## [WHAT THE TASK REQUIRES]
From the listing below, extract every line containing "former".

——

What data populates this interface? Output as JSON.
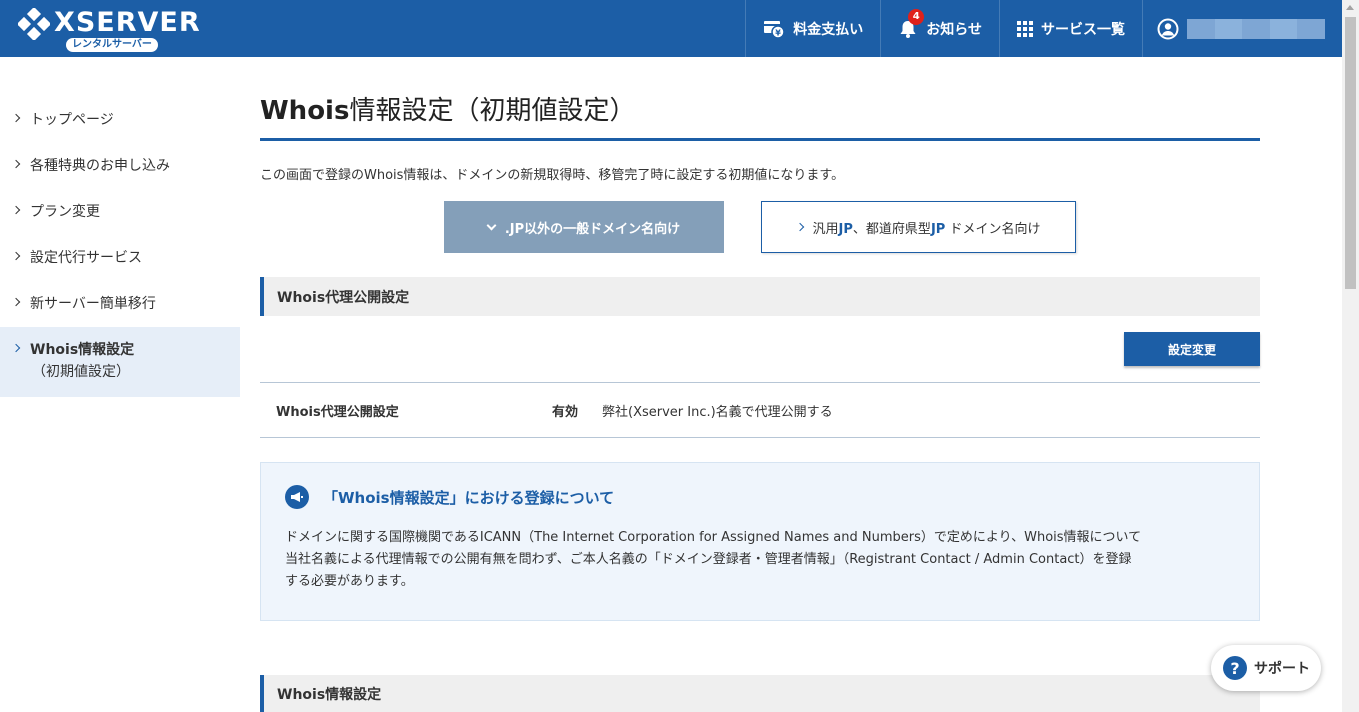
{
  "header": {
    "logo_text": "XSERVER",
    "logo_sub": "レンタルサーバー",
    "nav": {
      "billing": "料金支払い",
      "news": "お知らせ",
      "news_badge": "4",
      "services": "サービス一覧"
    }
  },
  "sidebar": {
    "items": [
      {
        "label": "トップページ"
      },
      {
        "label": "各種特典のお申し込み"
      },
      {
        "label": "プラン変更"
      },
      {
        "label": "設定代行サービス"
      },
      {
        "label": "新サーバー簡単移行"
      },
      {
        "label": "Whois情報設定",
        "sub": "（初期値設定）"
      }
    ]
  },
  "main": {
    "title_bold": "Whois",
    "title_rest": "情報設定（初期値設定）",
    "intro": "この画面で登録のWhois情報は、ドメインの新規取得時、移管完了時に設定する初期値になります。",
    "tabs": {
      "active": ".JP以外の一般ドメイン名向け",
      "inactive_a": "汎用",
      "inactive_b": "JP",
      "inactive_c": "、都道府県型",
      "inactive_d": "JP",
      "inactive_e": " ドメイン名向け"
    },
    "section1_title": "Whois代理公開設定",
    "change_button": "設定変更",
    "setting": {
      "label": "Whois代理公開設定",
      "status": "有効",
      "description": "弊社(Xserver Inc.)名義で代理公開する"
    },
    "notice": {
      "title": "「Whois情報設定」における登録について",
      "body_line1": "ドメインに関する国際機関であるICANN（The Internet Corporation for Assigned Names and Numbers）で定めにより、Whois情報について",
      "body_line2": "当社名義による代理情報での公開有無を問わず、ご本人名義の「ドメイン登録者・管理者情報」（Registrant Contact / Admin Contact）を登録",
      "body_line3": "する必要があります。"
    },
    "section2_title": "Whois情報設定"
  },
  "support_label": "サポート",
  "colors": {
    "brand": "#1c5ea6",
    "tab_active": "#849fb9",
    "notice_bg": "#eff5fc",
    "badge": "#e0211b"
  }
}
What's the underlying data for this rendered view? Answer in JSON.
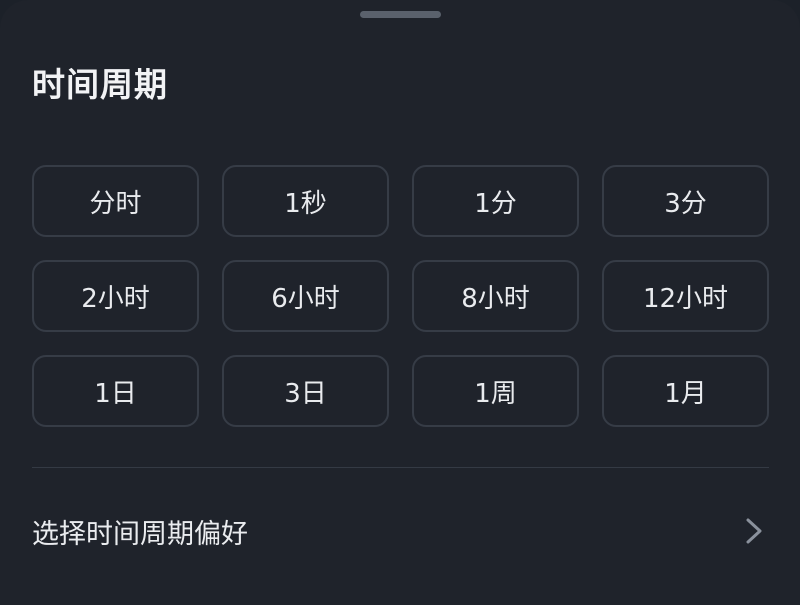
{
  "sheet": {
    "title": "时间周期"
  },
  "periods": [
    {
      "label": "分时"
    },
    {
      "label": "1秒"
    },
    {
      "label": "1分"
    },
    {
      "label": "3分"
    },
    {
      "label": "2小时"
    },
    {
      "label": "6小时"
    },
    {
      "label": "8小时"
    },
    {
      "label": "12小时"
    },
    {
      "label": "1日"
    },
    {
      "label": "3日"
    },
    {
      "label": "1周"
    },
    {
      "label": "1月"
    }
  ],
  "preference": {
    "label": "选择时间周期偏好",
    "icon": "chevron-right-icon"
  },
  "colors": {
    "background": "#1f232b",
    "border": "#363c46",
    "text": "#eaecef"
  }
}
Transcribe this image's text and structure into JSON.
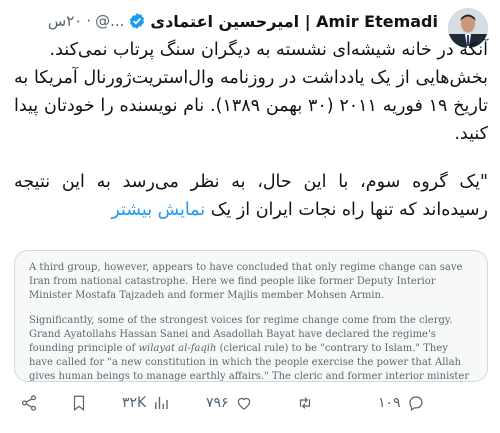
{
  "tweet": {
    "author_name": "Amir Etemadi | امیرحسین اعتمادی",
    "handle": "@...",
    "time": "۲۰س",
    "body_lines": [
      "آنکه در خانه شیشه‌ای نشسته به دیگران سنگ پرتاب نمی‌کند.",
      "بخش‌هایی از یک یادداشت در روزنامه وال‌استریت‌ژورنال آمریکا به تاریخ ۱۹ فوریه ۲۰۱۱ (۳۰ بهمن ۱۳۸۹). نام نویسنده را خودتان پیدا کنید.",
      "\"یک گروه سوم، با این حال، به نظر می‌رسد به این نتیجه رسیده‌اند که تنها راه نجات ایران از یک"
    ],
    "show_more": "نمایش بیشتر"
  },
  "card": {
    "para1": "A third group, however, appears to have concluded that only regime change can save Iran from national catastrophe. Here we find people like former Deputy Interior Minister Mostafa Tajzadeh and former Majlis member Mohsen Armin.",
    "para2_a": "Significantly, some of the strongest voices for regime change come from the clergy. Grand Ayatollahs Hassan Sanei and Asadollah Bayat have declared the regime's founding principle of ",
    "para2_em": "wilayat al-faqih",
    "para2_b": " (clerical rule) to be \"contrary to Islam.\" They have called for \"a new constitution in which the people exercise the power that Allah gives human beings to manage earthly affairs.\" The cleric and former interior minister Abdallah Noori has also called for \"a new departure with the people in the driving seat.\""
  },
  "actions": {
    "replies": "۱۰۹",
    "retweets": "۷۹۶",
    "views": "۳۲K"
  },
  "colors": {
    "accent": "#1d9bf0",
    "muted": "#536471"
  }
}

——

## [THE REPLY]
    "para1": "A third group, however, appears to have concluded that only regime change can save Iran from national catastrophe. Here we find people like former Deputy Interior Minister Mostafa Tajzadeh and former Majlis member Mohsen Armin.",
    "para2_b": " (clerical rule) to be \"contrary to Islam.\" They have called for \"a new constitution in which the people exercise the power that Allah gives human beings to manage earthly affairs.\" The cleric and former interior minister Abdallah Noori has also called for \"a new departure with the people in the driving seat.\""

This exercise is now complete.